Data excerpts
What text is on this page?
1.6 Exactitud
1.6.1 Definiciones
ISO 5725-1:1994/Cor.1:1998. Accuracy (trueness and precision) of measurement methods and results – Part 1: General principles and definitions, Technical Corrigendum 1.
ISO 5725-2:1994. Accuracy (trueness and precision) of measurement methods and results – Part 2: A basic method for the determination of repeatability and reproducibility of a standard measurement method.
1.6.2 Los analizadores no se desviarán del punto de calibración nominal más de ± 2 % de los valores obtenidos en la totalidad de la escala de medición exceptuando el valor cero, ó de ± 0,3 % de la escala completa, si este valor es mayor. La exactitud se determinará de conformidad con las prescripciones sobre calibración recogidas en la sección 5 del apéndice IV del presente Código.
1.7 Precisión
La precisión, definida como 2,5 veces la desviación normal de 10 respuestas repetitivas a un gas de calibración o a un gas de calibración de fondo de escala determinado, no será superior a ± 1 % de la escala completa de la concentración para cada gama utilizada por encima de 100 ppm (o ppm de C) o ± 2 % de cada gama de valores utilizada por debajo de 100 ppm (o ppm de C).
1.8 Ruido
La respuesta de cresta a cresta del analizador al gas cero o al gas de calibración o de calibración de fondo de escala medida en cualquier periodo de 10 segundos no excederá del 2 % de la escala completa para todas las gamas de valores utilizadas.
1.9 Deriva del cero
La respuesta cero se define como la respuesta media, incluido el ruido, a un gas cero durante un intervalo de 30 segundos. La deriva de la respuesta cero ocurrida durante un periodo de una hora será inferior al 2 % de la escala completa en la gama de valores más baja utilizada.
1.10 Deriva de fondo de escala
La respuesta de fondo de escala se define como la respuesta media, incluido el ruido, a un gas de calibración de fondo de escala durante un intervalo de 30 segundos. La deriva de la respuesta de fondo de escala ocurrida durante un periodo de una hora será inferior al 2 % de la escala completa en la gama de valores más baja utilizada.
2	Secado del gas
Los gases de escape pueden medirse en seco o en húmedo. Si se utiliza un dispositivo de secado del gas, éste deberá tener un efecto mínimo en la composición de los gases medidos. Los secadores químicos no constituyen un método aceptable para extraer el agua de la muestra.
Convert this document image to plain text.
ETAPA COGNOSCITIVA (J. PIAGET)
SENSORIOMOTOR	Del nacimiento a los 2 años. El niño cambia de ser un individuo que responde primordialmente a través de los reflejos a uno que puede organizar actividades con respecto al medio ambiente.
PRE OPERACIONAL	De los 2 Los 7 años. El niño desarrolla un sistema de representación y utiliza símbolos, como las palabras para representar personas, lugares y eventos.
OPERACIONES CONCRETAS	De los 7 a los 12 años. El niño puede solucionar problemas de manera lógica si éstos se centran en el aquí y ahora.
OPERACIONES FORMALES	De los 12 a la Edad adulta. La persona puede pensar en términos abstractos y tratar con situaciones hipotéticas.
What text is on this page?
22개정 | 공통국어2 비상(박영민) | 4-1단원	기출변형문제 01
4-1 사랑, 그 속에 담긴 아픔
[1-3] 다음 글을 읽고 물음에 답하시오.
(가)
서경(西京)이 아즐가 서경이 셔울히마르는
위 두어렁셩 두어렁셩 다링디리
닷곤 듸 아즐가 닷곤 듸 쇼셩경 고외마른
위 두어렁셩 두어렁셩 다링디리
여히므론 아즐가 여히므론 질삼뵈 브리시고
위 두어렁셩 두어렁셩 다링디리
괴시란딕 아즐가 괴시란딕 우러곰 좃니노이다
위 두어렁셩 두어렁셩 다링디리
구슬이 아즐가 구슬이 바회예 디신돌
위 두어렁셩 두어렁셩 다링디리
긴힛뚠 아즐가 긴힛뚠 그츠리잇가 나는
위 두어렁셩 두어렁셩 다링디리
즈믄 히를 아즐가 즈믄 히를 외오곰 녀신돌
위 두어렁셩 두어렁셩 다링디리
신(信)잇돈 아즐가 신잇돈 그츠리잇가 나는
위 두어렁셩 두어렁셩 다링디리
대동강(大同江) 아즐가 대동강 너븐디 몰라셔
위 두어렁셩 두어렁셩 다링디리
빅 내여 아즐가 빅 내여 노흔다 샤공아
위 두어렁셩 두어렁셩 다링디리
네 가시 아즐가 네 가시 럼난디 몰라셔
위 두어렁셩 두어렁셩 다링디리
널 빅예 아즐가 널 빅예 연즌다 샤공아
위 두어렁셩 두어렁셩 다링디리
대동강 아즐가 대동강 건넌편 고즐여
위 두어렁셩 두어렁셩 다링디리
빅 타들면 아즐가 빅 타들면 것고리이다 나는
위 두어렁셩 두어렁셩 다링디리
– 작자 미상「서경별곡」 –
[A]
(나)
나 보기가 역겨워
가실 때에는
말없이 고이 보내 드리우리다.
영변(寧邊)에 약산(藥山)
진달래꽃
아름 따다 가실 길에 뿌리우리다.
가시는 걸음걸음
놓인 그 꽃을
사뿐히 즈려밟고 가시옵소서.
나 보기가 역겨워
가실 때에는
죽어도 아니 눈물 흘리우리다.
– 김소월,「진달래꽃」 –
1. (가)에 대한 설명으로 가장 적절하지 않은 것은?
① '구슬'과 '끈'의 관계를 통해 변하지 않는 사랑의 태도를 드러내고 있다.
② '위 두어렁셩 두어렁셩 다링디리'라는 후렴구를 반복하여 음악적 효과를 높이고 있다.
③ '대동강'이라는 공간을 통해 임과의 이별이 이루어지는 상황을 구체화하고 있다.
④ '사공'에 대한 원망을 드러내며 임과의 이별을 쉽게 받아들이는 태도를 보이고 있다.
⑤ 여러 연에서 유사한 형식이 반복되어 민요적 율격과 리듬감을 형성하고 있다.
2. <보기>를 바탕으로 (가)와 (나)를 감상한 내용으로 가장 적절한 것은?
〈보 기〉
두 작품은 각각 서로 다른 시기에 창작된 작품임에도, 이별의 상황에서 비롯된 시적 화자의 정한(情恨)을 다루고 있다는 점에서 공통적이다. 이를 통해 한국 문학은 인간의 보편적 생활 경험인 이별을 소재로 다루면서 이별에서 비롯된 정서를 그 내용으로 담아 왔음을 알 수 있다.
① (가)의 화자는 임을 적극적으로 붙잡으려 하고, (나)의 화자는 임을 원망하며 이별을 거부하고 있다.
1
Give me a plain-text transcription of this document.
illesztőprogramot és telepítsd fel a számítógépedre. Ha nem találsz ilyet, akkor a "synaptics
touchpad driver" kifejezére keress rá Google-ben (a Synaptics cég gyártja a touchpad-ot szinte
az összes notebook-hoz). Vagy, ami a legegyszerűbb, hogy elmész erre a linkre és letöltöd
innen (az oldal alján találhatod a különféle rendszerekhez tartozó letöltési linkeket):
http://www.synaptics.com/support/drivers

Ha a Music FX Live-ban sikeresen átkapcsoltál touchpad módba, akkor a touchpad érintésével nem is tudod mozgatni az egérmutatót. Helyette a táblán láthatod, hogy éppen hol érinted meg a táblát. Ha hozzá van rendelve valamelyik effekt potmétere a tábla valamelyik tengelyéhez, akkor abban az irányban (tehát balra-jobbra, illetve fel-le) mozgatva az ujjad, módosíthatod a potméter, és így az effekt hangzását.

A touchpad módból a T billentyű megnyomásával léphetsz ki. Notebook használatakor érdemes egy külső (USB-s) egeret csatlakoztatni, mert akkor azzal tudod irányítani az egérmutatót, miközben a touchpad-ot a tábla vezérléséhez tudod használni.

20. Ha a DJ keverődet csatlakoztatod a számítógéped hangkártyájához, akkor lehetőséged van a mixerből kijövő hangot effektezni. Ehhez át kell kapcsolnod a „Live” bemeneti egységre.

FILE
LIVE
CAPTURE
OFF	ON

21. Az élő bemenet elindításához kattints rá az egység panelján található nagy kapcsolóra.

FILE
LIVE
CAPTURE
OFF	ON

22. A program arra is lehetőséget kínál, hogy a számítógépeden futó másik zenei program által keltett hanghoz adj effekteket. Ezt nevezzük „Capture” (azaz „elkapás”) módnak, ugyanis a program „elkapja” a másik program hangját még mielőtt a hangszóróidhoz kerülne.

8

- Work to be completed: Work out how many lines of the listing above include the word "document". Reply with nothing but the count.

- Solution: 2